(Stored records)
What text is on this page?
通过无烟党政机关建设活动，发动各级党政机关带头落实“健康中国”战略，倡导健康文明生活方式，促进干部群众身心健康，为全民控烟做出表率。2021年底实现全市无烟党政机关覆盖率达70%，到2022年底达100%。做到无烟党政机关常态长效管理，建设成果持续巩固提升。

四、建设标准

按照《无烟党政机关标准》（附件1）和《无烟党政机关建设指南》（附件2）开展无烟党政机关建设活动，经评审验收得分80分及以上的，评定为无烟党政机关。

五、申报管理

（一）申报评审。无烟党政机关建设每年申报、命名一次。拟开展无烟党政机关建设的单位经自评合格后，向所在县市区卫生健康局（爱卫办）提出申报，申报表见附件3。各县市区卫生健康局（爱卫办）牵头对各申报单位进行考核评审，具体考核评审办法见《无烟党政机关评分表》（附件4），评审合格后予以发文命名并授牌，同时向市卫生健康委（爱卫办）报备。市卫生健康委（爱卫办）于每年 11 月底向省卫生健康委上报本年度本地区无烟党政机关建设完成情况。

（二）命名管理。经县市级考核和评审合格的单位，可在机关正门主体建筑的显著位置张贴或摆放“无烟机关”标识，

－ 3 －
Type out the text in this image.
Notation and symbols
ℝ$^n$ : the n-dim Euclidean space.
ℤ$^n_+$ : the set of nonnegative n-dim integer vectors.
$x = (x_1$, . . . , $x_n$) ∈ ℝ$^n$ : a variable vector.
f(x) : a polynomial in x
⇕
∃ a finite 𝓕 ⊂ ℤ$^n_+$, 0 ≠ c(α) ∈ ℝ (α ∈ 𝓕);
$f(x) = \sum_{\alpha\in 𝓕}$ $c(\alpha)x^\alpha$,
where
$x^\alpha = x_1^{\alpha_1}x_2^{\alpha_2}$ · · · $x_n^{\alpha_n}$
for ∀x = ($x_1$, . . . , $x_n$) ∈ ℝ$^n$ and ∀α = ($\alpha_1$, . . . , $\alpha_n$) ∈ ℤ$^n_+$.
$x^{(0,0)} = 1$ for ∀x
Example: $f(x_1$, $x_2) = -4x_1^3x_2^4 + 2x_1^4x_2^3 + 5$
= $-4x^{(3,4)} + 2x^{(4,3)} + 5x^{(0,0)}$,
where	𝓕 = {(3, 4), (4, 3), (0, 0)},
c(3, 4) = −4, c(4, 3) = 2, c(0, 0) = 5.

• _DIRECTION_
Scan the entries above for the word "text" and collect each line holding it.

• _ANSWER TO THE TASK_
What text is on this page?
Type out the text in this image.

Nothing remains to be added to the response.